> _TASK STATEMENT_:
Pick out each line of the records in which the word "Subsection" appears.

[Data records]
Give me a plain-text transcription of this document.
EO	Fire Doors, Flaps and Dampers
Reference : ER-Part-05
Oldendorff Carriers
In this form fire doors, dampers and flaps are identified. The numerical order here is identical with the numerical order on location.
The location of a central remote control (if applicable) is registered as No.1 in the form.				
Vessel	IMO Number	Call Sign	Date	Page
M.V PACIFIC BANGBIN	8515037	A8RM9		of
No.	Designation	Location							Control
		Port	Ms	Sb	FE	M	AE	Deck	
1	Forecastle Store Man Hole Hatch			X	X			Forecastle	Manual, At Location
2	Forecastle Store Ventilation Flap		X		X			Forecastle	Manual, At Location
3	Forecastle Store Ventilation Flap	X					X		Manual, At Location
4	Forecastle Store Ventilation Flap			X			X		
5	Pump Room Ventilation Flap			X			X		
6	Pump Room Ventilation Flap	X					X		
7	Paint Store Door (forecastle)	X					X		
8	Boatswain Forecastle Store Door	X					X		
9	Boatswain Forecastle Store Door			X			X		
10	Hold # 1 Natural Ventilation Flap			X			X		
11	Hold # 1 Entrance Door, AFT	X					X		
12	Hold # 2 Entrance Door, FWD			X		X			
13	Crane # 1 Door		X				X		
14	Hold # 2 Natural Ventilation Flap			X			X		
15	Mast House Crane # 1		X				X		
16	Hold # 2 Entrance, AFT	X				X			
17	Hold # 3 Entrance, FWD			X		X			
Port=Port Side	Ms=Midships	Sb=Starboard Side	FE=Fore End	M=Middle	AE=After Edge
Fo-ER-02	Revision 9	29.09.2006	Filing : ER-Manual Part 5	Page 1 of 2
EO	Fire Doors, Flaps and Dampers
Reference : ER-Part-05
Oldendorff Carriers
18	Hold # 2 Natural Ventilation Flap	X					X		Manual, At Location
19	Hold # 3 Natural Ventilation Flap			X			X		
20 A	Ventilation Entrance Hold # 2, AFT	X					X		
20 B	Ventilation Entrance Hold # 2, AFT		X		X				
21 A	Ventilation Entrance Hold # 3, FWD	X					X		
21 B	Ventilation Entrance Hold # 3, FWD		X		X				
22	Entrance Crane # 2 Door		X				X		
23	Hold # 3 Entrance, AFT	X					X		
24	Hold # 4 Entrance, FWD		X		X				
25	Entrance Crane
* * *
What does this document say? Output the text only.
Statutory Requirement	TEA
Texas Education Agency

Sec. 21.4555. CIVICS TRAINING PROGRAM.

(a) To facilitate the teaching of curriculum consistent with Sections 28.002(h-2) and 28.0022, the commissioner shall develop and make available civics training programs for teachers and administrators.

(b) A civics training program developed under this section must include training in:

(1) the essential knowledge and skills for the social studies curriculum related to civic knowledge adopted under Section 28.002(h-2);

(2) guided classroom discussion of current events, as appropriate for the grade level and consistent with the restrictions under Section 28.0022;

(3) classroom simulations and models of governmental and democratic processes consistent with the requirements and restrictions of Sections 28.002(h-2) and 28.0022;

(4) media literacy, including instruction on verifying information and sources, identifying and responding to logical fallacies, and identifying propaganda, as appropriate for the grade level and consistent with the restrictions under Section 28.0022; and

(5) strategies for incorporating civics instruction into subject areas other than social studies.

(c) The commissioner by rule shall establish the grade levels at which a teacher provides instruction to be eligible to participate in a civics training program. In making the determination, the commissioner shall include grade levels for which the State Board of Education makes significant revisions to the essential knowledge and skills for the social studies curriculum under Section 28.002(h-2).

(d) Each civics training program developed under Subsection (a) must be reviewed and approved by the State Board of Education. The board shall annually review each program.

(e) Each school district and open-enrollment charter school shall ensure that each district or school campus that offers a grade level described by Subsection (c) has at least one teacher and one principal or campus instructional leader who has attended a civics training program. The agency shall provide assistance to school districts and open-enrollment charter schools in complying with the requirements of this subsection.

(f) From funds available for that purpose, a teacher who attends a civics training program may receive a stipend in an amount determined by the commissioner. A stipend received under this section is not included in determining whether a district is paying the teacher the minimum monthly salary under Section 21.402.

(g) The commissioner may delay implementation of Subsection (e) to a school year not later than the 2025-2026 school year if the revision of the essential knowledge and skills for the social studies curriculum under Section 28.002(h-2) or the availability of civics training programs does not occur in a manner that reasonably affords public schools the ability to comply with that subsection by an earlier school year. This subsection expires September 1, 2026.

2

> _CORRECT OUTPUT_:
(d) Each civics training program developed under Subsection (a) must be reviewed and approved by the State Board of Education. The board shall annually review each program.
(e) Each school district and open-enrollment charter school shall ensure that each district or school campus that offers a grade level described by Subsection (c) has at least one teacher and one principal or campus instructional leader who has attended a civics training program. The agency shall provide assistance to school districts and open-enrollment charter schools in complying with the requirements of this subsection.
(g) The commissioner may delay implementation of Subsection (e) to a school year not later than the 2025-2026 school year if the revision of the essential knowledge and skills for the social studies curriculum under Section 28.002(h-2) or the availability of civics training programs does not occur in a manner that reasonably affords public schools the ability to comply with that subsection by an earlier school year. This subsection expires September 1, 2026.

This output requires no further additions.